● Do this
Copy each of the entries below faithfully, setting aside any pictures.

● Figure data in JSON
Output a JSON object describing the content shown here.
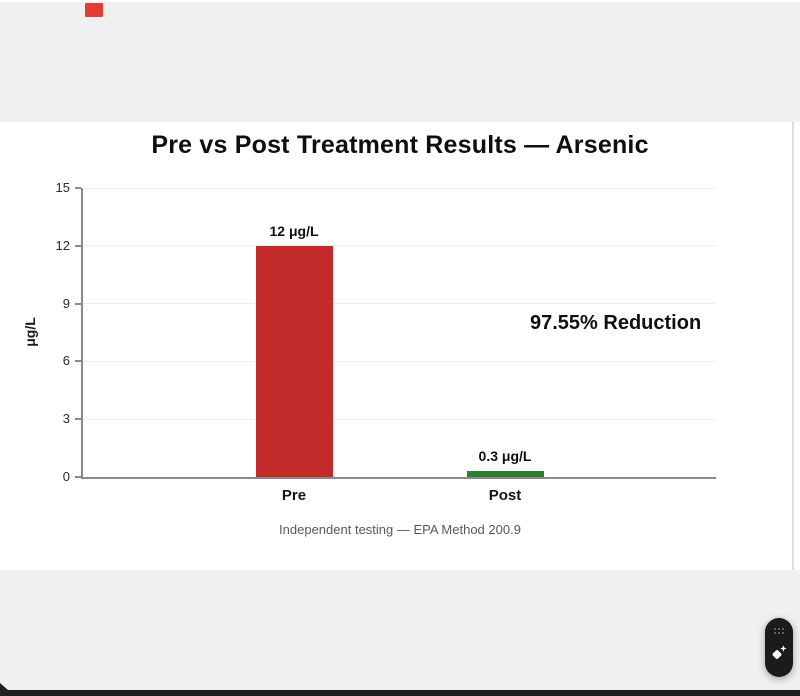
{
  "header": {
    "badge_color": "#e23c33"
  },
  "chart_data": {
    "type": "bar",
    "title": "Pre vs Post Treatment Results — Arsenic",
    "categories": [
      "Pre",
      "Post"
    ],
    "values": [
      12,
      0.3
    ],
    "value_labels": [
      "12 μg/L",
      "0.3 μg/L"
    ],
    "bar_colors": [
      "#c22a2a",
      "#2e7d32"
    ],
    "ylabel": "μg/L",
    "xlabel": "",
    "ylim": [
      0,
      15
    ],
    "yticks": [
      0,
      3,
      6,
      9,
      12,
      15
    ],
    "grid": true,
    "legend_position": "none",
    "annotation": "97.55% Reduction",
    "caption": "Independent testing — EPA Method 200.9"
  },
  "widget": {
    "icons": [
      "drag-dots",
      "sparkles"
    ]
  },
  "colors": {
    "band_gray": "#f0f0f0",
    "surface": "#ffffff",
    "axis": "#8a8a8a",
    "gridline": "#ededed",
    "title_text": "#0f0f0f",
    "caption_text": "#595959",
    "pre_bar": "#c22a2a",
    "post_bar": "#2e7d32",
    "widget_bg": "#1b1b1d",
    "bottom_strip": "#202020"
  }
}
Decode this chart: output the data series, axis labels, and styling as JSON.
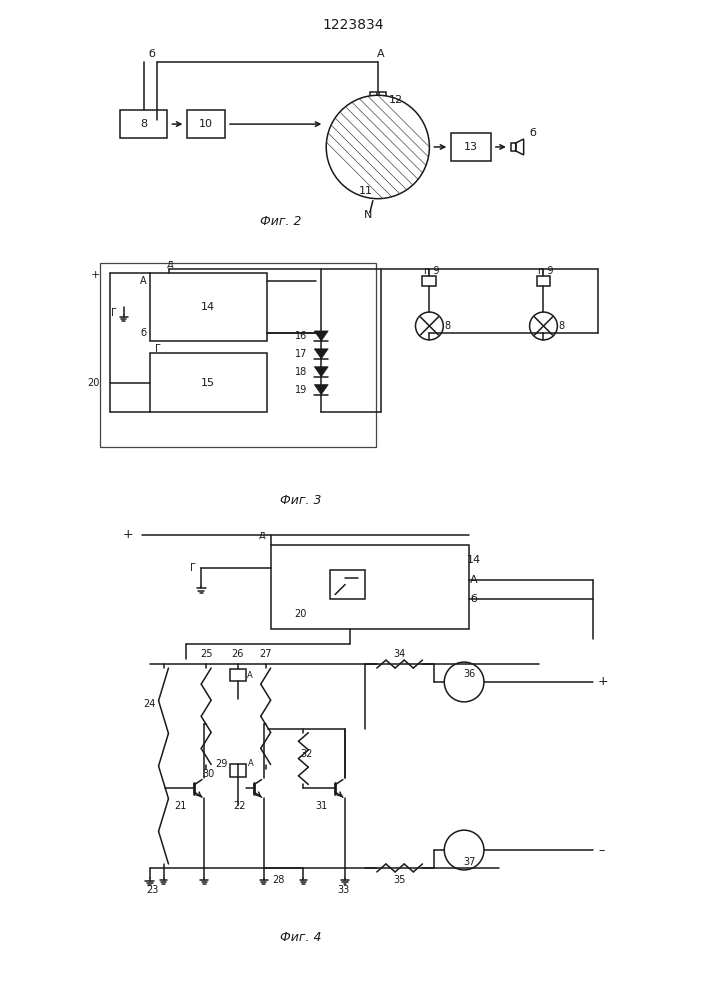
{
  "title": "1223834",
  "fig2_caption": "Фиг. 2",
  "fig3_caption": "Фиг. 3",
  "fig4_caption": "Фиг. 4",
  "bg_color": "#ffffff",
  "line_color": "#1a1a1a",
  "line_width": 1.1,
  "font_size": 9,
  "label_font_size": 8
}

● Answer to the problem
Output a JSON object describing the content shown here.
{
  "header": {
    "badge_color": "#e23c33"
  },
  "chart_data": {
    "type": "bar",
    "title": "Pre vs Post Treatment Results — Arsenic",
    "categories": [
      "Pre",
      "Post"
    ],
    "values": [
      12,
      0.3
    ],
    "value_labels": [
      "12 μg/L",
      "0.3 μg/L"
    ],
    "bar_colors": [
      "#c22a2a",
      "#2e7d32"
    ],
    "ylabel": "μg/L",
    "xlabel": "",
    "ylim": [
      0,
      15
    ],
    "yticks": [
      0,
      3,
      6,
      9,
      12,
      15
    ],
    "grid": true,
    "legend_position": "none",
    "annotation": "97.55% Reduction",
    "caption": "Independent testing — EPA Method 200.9"
  },
  "widget": {
    "icons": [
      "drag-dots",
      "sparkles"
    ]
  },
  "colors": {
    "band_gray": "#f0f0f0",
    "surface": "#ffffff",
    "axis": "#8a8a8a",
    "gridline": "#ededed",
    "title_text": "#0f0f0f",
    "caption_text": "#595959",
    "pre_bar": "#c22a2a",
    "post_bar": "#2e7d32",
    "widget_bg": "#1b1b1d",
    "bottom_strip": "#202020"
  }
}
Decode this chart: output the data series, axis labels, and styling as JSON.
{
  "title": "1223834",
  "fig2_caption": "Фиг. 2",
  "fig3_caption": "Фиг. 3",
  "fig4_caption": "Фиг. 4",
  "bg_color": "#ffffff",
  "line_color": "#1a1a1a",
  "line_width": 1.1,
  "font_size": 9,
  "label_font_size": 8
}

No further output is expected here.